TASK BRIEF: A verbatim restatement of the data, free of pictures, is what you should output.

SOURCE DATA:
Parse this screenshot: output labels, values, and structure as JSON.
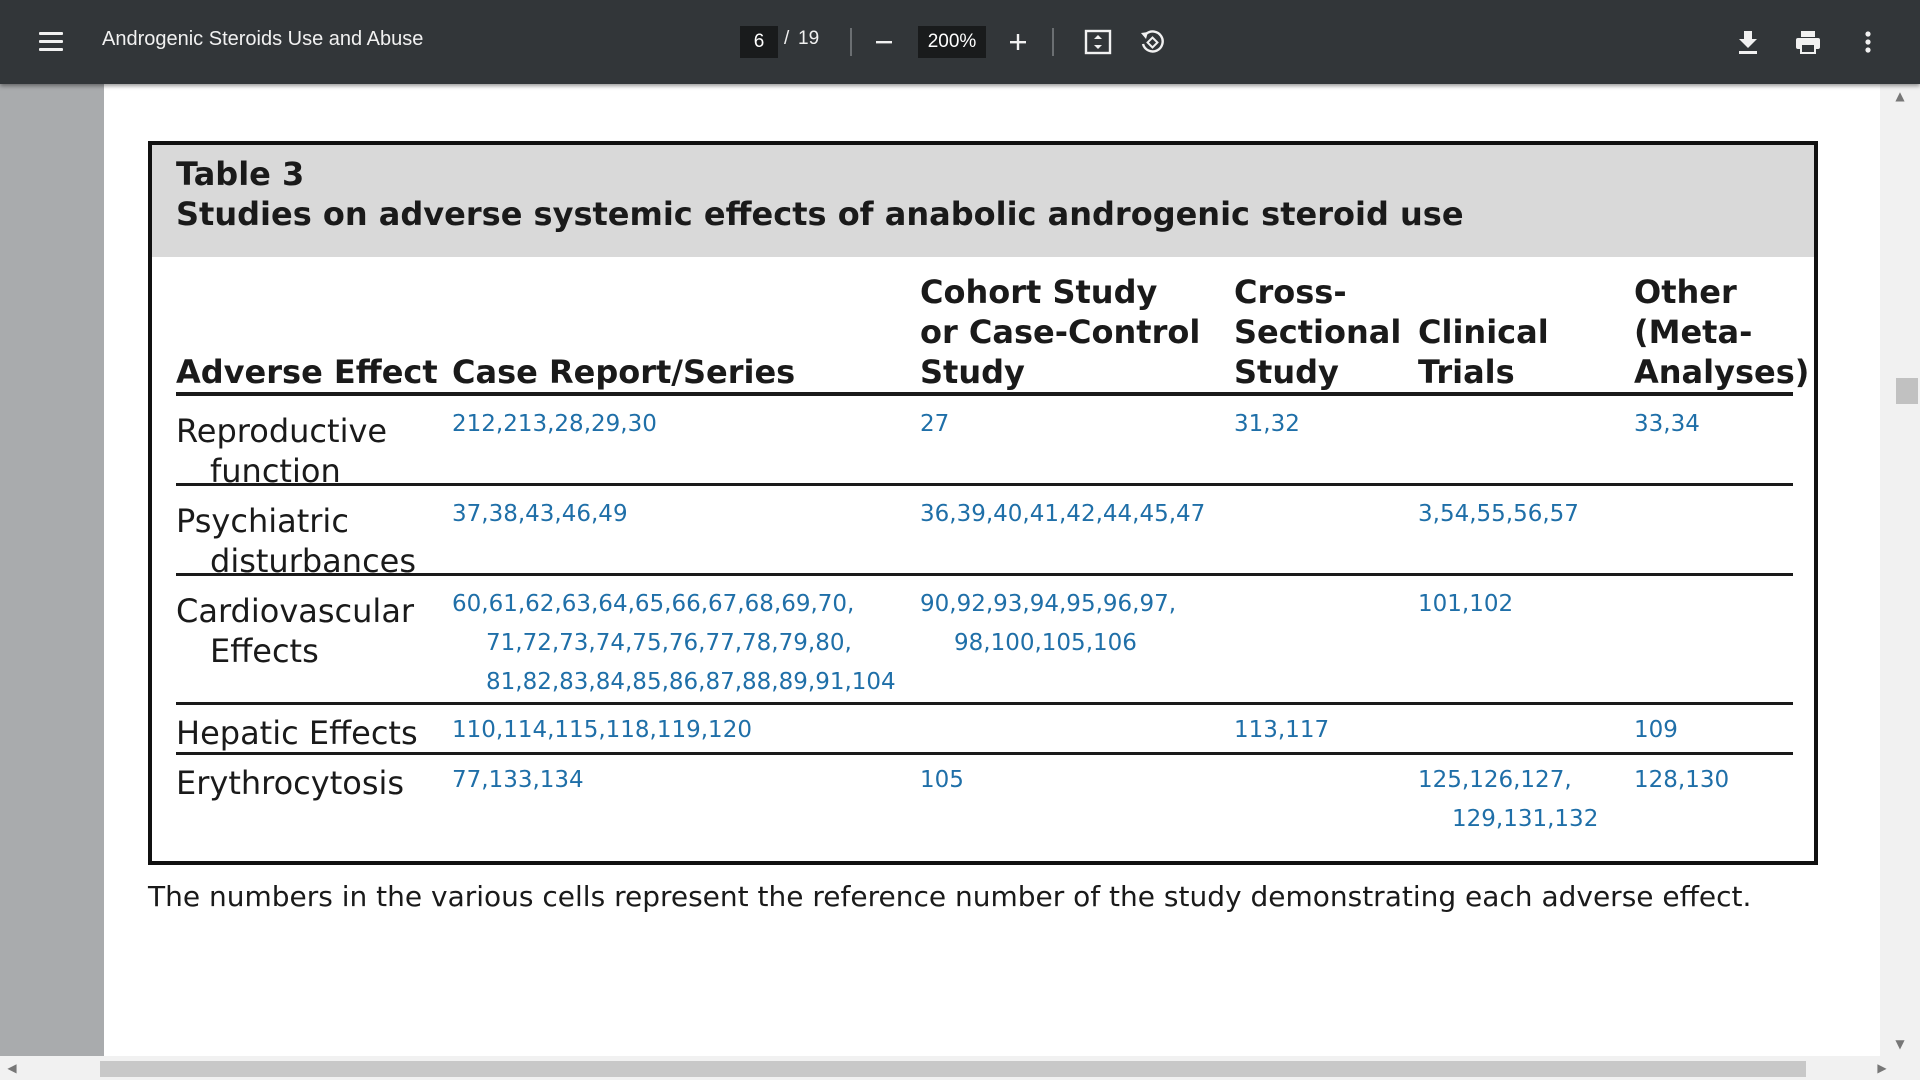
{
  "toolbar": {
    "title": "Androgenic Steroids Use and Abuse",
    "page_current": "6",
    "page_separator": "/",
    "page_total": "19",
    "zoom": "200%",
    "icons": [
      "menu-icon",
      "zoom-out-icon",
      "zoom-in-icon",
      "fit-page-icon",
      "rotate-icon",
      "download-icon",
      "print-icon",
      "more-icon"
    ]
  },
  "table": {
    "label": "Table 3",
    "caption": "Studies on adverse systemic effects of anabolic androgenic steroid use",
    "columns": {
      "effect": "Adverse Effect",
      "case": "Case Report/Series",
      "cohort_l1": "Cohort Study",
      "cohort_l2": "or Case-Control",
      "cohort_l3": "Study",
      "cross_l1": "Cross-",
      "cross_l2": "Sectional",
      "cross_l3": "Study",
      "clin_l1": "Clinical",
      "clin_l2": "Trials",
      "other_l1": "Other",
      "other_l2": "(Meta-",
      "other_l3": "Analyses)"
    },
    "rows": {
      "reproductive": {
        "effect_l1": "Reproductive",
        "effect_l2": "function",
        "case": "212,213,28,29,30",
        "cohort": "27",
        "cross": "31,32",
        "other": "33,34"
      },
      "psychiatric": {
        "effect_l1": "Psychiatric",
        "effect_l2": "disturbances",
        "case": "37,38,43,46,49",
        "cohort": "36,39,40,41,42,44,45,47",
        "clinical": "3,54,55,56,57"
      },
      "cardio": {
        "effect_l1": "Cardiovascular",
        "effect_l2": "Effects",
        "case_l1": "60,61,62,63,64,65,66,67,68,69,70,",
        "case_l2": "71,72,73,74,75,76,77,78,79,80,",
        "case_l3": "81,82,83,84,85,86,87,88,89,91,104",
        "cohort_l1": "90,92,93,94,95,96,97,",
        "cohort_l2": "98,100,105,106",
        "clinical": "101,102"
      },
      "hepatic": {
        "effect": "Hepatic Effects",
        "case": "110,114,115,118,119,120",
        "cross": "113,117",
        "other": "109"
      },
      "erythro": {
        "effect": "Erythrocytosis",
        "case": "77,133,134",
        "cohort": "105",
        "clinical_l1": "125,126,127,",
        "clinical_l2": "129,131,132",
        "other": "128,130"
      }
    },
    "footnote": "The numbers in the various cells represent the reference number of the study demonstrating each adverse effect."
  }
}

ANSWER BOX:
Parse this screenshot: output labels, values, and structure as JSON.
{
  "toolbar": {
    "title": "Androgenic Steroids Use and Abuse",
    "page_current": "6",
    "page_separator": "/",
    "page_total": "19",
    "zoom": "200%",
    "icons": [
      "menu-icon",
      "zoom-out-icon",
      "zoom-in-icon",
      "fit-page-icon",
      "rotate-icon",
      "download-icon",
      "print-icon",
      "more-icon"
    ]
  },
  "table": {
    "label": "Table 3",
    "caption": "Studies on adverse systemic effects of anabolic androgenic steroid use",
    "columns": {
      "effect": "Adverse Effect",
      "case": "Case Report/Series",
      "cohort_l1": "Cohort Study",
      "cohort_l2": "or Case-Control",
      "cohort_l3": "Study",
      "cross_l1": "Cross-",
      "cross_l2": "Sectional",
      "cross_l3": "Study",
      "clin_l1": "Clinical",
      "clin_l2": "Trials",
      "other_l1": "Other",
      "other_l2": "(Meta-",
      "other_l3": "Analyses)"
    },
    "rows": {
      "reproductive": {
        "effect_l1": "Reproductive",
        "effect_l2": "function",
        "case": "212,213,28,29,30",
        "cohort": "27",
        "cross": "31,32",
        "other": "33,34"
      },
      "psychiatric": {
        "effect_l1": "Psychiatric",
        "effect_l2": "disturbances",
        "case": "37,38,43,46,49",
        "cohort": "36,39,40,41,42,44,45,47",
        "clinical": "3,54,55,56,57"
      },
      "cardio": {
        "effect_l1": "Cardiovascular",
        "effect_l2": "Effects",
        "case_l1": "60,61,62,63,64,65,66,67,68,69,70,",
        "case_l2": "71,72,73,74,75,76,77,78,79,80,",
        "case_l3": "81,82,83,84,85,86,87,88,89,91,104",
        "cohort_l1": "90,92,93,94,95,96,97,",
        "cohort_l2": "98,100,105,106",
        "clinical": "101,102"
      },
      "hepatic": {
        "effect": "Hepatic Effects",
        "case": "110,114,115,118,119,120",
        "cross": "113,117",
        "other": "109"
      },
      "erythro": {
        "effect": "Erythrocytosis",
        "case": "77,133,134",
        "cohort": "105",
        "clinical_l1": "125,126,127,",
        "clinical_l2": "129,131,132",
        "other": "128,130"
      }
    },
    "footnote": "The numbers in the various cells represent the reference number of the study demonstrating each adverse effect."
  }
}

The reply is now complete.